(Items listed in a dataset)
──────
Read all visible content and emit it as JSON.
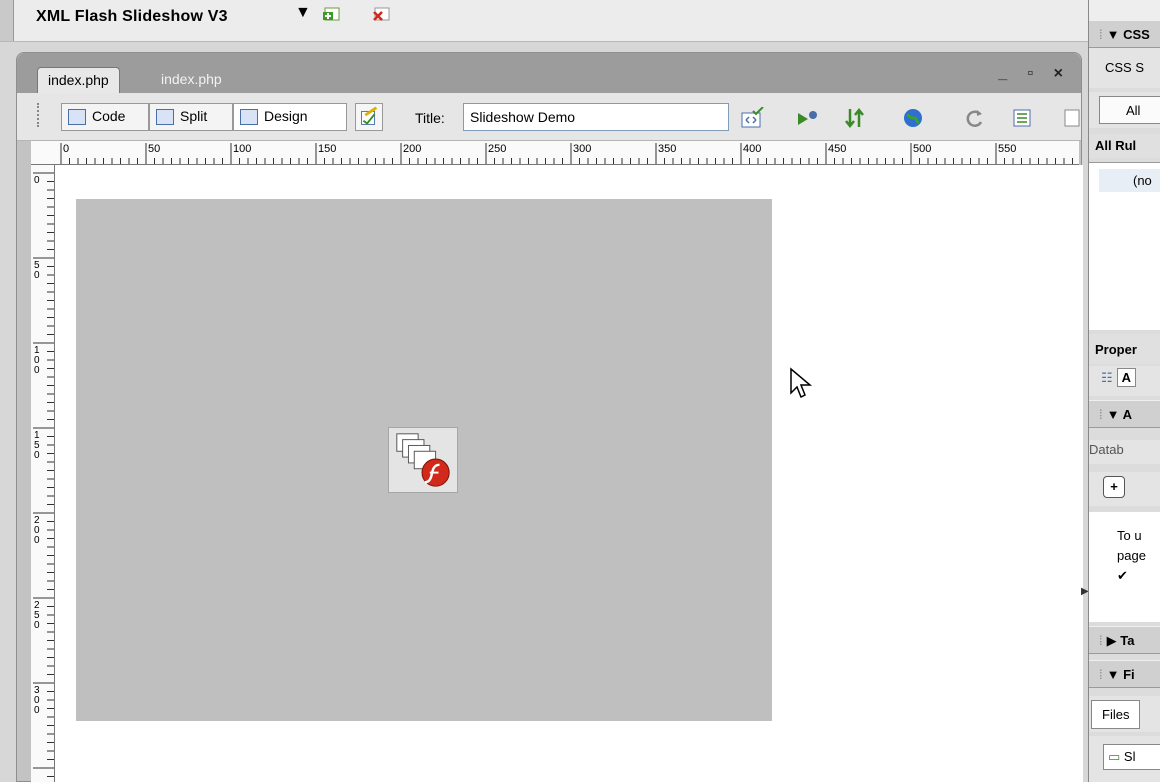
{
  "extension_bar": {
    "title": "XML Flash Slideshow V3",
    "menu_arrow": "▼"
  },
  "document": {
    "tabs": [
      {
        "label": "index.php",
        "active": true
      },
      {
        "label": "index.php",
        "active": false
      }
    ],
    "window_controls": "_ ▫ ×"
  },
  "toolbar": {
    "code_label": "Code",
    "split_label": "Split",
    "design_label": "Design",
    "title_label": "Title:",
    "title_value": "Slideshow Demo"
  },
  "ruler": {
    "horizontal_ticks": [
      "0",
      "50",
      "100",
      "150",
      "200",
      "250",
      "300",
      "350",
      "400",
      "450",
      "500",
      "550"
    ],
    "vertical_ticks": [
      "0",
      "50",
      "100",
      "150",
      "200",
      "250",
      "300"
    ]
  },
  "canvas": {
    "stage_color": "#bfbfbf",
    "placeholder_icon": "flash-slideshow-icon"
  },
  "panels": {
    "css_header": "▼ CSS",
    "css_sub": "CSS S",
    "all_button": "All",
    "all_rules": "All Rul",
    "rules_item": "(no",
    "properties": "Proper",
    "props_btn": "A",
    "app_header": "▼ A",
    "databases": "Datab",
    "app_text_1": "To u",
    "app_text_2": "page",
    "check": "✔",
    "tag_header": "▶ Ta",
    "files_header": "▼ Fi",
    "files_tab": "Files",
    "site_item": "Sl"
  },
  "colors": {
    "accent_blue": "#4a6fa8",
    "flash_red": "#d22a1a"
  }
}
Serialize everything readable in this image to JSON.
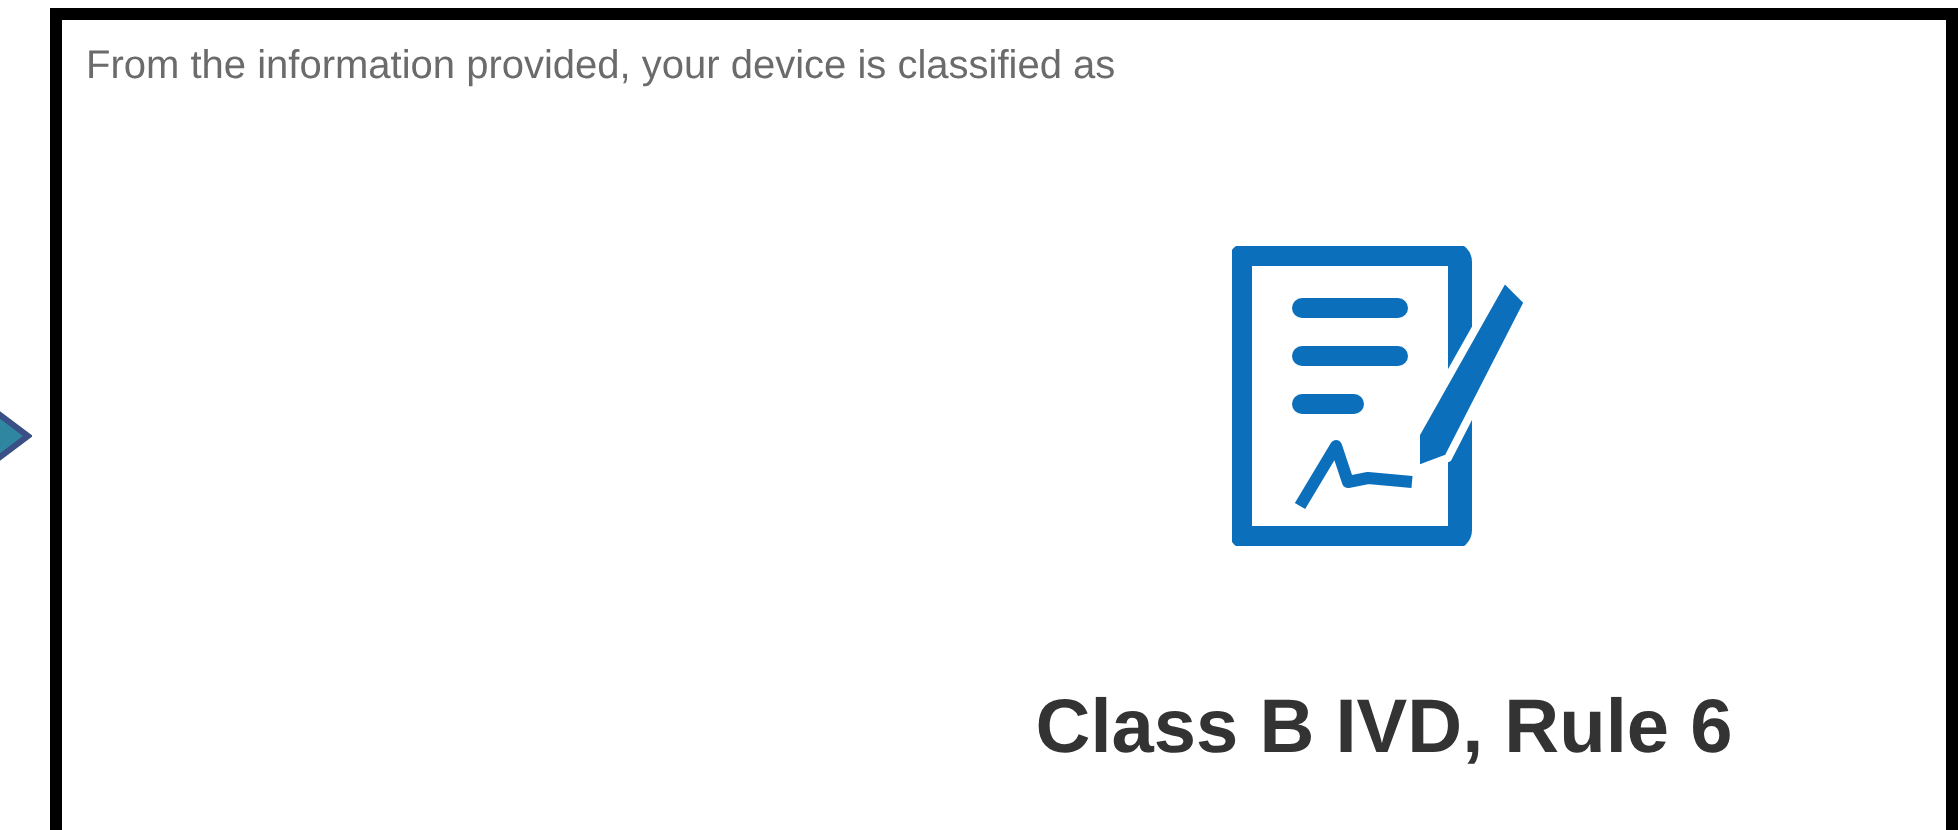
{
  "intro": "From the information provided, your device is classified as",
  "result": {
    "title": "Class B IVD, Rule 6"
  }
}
──────
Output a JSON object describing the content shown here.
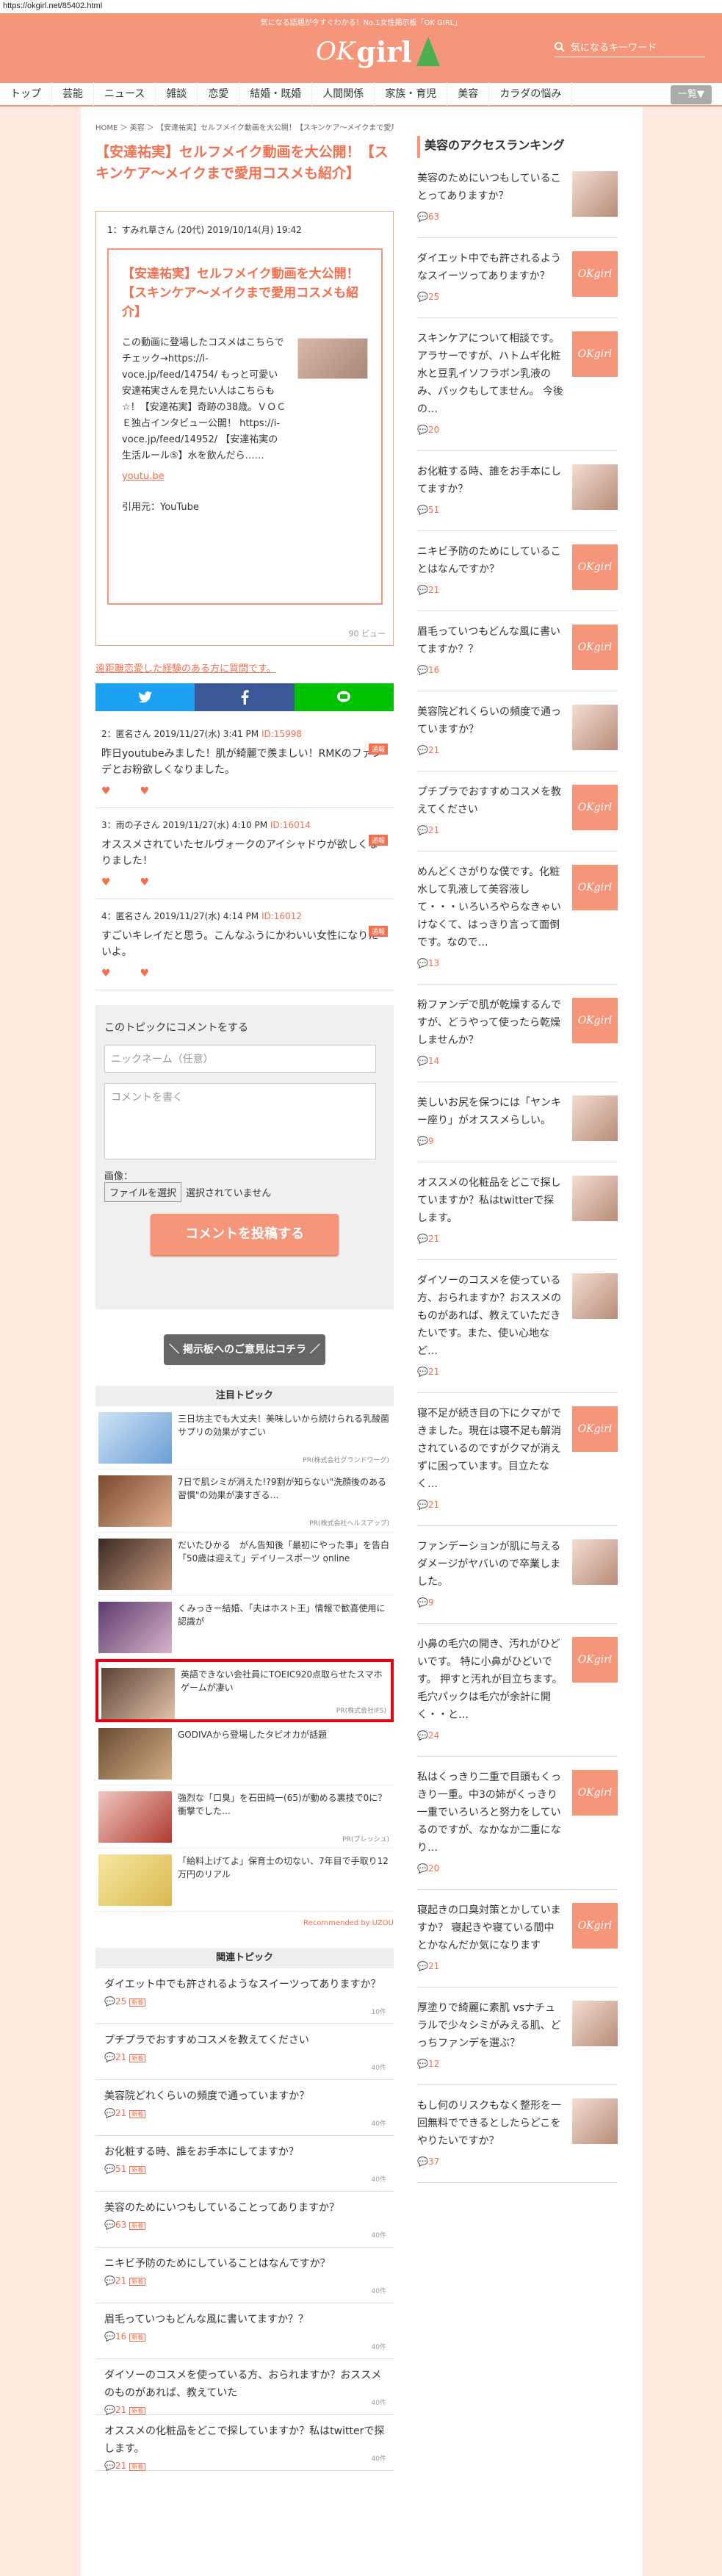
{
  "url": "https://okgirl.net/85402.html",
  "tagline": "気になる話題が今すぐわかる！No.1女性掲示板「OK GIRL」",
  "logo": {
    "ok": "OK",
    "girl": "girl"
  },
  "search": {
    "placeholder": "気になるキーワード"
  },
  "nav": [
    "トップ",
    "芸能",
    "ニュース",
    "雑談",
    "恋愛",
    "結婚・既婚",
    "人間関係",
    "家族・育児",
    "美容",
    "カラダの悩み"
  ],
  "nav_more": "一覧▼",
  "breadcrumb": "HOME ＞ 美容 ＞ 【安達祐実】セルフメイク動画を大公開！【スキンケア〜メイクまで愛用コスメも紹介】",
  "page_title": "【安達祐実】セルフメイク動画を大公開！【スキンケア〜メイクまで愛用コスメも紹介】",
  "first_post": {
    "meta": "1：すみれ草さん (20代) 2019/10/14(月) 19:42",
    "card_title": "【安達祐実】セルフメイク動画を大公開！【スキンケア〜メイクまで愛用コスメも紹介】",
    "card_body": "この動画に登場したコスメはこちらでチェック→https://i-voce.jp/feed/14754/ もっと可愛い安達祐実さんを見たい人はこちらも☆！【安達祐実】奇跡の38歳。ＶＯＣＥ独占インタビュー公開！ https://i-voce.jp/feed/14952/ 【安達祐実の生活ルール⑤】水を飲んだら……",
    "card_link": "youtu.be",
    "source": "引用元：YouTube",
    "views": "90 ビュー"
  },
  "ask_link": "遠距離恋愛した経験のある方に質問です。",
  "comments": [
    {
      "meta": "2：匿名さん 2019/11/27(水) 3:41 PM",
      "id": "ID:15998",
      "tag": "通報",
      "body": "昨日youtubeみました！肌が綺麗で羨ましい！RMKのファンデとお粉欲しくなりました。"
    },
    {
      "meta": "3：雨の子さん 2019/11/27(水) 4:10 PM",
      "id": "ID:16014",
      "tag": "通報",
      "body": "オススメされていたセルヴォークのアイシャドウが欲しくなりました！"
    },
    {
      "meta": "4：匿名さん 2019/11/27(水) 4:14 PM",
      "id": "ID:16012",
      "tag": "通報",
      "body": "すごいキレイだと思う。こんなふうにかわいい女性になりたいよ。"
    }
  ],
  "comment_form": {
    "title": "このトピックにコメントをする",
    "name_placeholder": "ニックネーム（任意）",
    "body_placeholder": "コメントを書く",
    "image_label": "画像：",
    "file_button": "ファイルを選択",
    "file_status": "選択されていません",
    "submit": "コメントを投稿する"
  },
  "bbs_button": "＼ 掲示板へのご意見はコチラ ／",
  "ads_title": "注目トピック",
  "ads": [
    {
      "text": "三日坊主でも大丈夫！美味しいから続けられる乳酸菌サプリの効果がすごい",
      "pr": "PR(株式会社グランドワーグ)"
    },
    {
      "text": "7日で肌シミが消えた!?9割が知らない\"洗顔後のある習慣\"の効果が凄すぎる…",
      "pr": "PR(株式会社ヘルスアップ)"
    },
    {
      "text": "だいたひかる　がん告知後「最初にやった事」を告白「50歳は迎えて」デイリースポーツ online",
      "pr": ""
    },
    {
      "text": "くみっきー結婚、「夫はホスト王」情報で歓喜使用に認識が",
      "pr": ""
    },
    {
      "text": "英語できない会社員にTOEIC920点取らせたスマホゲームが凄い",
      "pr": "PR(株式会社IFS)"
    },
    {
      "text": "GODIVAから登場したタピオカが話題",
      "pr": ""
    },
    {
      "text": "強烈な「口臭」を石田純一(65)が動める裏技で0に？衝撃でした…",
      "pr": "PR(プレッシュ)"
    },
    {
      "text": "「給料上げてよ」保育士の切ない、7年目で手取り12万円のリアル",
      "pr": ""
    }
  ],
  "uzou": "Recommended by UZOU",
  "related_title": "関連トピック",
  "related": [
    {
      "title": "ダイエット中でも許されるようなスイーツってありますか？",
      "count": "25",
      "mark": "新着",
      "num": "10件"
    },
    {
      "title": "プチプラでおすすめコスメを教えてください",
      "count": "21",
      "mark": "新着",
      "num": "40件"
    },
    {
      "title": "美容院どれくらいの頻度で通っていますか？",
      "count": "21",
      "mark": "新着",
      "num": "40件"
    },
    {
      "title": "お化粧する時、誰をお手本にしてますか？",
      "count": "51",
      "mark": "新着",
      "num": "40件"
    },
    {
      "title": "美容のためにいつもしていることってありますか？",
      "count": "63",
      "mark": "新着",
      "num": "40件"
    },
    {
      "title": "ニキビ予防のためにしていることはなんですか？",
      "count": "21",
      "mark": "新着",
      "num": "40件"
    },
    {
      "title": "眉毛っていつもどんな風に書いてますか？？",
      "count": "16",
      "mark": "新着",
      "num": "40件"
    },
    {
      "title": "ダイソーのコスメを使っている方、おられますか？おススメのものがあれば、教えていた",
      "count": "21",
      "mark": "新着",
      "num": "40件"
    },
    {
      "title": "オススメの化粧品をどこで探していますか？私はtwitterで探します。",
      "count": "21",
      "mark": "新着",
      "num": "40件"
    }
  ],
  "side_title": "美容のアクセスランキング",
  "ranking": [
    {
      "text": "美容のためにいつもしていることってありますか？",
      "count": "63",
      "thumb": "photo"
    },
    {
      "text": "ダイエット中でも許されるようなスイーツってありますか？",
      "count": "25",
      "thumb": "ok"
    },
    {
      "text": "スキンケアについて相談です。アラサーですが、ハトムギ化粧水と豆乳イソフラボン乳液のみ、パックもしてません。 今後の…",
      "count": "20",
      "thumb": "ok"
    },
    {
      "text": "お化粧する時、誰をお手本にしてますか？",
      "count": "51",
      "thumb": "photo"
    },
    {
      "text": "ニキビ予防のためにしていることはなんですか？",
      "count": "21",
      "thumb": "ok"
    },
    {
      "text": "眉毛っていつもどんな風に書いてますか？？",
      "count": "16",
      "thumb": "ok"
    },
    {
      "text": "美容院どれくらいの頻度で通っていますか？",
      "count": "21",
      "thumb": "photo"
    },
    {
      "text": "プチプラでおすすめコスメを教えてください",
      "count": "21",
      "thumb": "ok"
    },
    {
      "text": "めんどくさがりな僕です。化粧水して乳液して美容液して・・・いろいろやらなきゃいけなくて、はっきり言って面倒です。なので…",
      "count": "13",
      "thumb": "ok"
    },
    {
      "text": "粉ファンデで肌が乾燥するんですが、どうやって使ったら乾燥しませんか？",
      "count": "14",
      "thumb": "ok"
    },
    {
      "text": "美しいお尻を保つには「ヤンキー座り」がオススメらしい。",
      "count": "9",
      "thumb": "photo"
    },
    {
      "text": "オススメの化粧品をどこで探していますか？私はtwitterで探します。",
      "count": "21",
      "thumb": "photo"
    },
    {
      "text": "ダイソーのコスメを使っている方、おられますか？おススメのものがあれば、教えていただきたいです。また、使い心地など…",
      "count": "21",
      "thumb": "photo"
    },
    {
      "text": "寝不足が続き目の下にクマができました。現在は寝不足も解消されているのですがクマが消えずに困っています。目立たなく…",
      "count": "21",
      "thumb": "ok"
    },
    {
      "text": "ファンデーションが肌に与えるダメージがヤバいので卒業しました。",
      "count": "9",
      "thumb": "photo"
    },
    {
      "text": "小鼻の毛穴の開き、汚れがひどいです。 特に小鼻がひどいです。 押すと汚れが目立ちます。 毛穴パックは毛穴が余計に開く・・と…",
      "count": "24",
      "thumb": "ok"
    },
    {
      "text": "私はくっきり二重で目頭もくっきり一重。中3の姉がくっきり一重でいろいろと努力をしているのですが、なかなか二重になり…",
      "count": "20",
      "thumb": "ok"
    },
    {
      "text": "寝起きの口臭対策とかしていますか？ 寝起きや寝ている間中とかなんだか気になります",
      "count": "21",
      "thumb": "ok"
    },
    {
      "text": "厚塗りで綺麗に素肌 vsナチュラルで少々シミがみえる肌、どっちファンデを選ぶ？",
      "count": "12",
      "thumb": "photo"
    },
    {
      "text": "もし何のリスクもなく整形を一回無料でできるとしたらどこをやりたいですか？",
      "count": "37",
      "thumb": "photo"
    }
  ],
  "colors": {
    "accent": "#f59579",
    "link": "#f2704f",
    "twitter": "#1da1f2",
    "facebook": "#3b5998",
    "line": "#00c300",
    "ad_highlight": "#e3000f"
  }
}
──────
Direction: Go through the listing above and list every line that has the word "ダイソーのコスメを使っている方".

The answer:
      "title": "ダイソーのコスメを使っている方、おられますか？おススメのものがあれば、教えていた",
      "text": "ダイソーのコスメを使っている方、おられますか？おススメのものがあれば、教えていただきたいです。また、使い心地など…",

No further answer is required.